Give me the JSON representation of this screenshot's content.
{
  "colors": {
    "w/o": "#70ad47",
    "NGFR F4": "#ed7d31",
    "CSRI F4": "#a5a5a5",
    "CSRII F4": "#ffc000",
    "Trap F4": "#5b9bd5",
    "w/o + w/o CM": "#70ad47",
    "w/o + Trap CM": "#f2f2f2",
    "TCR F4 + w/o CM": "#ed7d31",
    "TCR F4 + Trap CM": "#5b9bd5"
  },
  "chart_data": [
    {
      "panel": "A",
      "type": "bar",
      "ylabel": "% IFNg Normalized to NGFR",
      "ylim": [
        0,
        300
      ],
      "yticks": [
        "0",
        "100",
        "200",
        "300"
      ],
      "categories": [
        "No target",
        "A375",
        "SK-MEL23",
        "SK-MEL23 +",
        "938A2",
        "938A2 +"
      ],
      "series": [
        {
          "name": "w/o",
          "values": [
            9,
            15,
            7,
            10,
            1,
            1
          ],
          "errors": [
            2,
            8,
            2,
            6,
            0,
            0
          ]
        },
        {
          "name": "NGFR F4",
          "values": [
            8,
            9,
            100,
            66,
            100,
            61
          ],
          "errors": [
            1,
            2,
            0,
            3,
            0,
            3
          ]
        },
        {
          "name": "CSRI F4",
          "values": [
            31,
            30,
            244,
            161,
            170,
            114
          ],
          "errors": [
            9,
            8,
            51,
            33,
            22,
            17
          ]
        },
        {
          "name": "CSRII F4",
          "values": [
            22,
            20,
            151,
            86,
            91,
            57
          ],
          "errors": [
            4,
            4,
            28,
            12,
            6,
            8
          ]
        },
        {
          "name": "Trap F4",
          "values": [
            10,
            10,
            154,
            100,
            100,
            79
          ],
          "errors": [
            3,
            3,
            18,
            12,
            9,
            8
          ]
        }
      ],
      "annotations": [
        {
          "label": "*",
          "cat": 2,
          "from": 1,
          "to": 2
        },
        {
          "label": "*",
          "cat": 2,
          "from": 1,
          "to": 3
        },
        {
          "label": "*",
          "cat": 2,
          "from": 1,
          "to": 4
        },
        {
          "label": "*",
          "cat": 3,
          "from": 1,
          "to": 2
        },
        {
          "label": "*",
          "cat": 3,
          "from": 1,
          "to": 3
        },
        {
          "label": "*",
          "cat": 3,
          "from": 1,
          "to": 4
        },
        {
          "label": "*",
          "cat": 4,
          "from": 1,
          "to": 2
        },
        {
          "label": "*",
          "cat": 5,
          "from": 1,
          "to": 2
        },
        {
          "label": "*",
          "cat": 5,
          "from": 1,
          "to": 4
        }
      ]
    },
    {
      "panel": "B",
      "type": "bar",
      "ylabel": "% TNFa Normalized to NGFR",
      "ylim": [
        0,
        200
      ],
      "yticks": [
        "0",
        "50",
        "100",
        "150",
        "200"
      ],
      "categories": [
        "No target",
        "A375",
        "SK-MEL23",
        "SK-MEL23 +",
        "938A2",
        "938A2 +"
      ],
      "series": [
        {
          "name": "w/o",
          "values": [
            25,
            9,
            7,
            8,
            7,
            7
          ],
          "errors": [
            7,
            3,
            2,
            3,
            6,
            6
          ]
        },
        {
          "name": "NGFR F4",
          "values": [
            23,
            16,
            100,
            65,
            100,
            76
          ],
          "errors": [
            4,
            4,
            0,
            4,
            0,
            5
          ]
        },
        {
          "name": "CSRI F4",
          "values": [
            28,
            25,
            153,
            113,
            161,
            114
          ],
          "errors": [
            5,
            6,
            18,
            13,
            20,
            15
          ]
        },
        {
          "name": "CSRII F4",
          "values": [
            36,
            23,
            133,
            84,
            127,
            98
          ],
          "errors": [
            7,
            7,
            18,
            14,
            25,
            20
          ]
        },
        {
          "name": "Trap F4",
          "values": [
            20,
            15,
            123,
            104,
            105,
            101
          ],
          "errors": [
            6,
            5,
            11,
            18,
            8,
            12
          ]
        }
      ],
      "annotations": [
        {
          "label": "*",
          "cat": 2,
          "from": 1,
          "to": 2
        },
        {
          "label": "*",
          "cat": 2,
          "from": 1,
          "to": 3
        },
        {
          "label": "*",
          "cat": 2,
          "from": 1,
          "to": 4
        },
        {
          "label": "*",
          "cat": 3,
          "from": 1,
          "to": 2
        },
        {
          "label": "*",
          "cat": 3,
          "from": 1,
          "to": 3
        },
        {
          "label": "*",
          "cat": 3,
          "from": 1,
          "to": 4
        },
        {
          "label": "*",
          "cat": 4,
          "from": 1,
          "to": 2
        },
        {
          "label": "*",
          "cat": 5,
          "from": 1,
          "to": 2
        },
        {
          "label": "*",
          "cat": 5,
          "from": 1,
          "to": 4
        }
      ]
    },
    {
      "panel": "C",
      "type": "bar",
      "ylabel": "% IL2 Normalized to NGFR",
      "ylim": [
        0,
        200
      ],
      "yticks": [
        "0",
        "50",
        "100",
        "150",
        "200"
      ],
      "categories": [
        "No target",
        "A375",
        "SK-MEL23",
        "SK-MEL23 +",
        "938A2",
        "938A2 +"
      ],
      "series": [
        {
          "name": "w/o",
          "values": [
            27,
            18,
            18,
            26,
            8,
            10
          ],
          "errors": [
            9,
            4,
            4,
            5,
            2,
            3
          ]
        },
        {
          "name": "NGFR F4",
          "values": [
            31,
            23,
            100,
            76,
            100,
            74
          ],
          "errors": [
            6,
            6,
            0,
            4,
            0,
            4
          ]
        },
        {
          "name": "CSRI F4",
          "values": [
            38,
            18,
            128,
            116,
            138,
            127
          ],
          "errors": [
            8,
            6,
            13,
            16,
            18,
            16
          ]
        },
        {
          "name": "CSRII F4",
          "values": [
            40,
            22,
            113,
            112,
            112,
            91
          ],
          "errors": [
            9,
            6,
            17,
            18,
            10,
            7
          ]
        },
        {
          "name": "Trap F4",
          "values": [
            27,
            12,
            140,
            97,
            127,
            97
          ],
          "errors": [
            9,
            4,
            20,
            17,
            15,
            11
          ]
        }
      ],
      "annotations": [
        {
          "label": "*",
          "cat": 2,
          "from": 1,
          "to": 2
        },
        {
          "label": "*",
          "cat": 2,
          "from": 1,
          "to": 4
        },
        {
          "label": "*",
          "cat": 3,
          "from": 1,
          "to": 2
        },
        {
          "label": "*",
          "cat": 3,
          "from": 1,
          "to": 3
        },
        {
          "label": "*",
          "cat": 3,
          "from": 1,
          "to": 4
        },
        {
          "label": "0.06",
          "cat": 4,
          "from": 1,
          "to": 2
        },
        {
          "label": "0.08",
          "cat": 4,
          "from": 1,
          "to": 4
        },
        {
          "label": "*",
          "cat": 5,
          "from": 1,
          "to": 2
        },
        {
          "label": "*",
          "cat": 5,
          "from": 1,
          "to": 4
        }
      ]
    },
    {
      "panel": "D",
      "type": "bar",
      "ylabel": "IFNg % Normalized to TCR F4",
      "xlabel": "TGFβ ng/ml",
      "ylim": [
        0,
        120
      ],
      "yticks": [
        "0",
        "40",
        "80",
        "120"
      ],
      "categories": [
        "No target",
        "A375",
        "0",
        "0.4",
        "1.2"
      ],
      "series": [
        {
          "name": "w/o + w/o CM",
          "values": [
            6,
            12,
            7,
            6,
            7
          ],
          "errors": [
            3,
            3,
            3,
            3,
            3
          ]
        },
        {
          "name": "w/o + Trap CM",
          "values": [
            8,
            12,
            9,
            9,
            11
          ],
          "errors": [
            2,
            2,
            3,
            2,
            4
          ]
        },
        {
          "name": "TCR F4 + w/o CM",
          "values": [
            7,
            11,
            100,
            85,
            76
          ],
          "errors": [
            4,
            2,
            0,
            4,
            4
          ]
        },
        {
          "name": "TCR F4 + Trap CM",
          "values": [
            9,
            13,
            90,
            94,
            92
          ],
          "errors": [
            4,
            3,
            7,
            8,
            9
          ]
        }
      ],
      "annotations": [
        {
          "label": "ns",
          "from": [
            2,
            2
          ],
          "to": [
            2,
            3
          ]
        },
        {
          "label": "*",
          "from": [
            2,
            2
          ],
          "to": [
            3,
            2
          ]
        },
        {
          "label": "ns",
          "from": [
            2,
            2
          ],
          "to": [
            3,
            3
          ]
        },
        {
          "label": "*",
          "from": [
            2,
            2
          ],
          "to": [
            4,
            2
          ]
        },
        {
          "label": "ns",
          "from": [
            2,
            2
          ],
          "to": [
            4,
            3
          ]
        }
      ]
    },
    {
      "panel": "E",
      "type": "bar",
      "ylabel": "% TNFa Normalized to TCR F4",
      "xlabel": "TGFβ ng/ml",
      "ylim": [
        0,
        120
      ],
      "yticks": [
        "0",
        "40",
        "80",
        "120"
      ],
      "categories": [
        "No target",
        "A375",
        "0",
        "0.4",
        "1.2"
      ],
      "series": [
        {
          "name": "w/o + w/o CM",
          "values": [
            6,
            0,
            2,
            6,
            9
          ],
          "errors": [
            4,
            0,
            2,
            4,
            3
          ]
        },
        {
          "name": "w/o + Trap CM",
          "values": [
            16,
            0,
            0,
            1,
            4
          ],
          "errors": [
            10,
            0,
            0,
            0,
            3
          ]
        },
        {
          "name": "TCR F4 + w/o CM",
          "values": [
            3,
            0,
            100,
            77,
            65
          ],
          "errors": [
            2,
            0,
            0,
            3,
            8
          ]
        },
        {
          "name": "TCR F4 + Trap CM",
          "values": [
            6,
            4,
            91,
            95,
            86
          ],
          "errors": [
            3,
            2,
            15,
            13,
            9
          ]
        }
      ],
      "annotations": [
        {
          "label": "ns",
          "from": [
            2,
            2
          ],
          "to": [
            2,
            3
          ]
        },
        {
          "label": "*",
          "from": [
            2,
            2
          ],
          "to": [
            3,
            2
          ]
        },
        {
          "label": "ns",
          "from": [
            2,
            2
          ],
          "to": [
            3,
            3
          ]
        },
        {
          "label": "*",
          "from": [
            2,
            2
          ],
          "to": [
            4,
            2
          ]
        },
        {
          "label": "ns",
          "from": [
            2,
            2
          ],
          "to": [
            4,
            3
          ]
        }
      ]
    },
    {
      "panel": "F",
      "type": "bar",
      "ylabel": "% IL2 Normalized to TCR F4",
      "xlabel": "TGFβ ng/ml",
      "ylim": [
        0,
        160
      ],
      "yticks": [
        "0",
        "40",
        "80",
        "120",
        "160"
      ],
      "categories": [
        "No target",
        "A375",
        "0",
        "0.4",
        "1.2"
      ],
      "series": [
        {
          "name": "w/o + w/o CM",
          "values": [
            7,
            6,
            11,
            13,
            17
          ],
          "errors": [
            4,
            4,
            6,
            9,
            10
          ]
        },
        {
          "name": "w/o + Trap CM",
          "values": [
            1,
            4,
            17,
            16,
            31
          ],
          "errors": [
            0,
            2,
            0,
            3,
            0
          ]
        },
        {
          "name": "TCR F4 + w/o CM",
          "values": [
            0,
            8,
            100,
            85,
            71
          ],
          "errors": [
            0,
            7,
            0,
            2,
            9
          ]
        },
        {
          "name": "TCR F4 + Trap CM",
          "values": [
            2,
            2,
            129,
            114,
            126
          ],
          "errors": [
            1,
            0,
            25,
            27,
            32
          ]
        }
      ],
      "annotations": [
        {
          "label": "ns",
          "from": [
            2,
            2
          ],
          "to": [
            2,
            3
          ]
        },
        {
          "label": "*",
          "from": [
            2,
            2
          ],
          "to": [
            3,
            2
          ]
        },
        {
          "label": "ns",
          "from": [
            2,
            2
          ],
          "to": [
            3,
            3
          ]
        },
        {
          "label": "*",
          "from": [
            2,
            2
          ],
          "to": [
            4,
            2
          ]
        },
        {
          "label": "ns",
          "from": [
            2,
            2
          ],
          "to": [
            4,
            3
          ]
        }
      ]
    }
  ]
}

_ _ _ _

• WHAT THIS TASK INVOLVES: Copy out each line of the entries that holds "panel".

• EXERCISE RESULT:
      "panel": "A",
      "panel": "B",
      "panel": "C",
      "panel": "D",
      "panel": "E",
      "panel": "F",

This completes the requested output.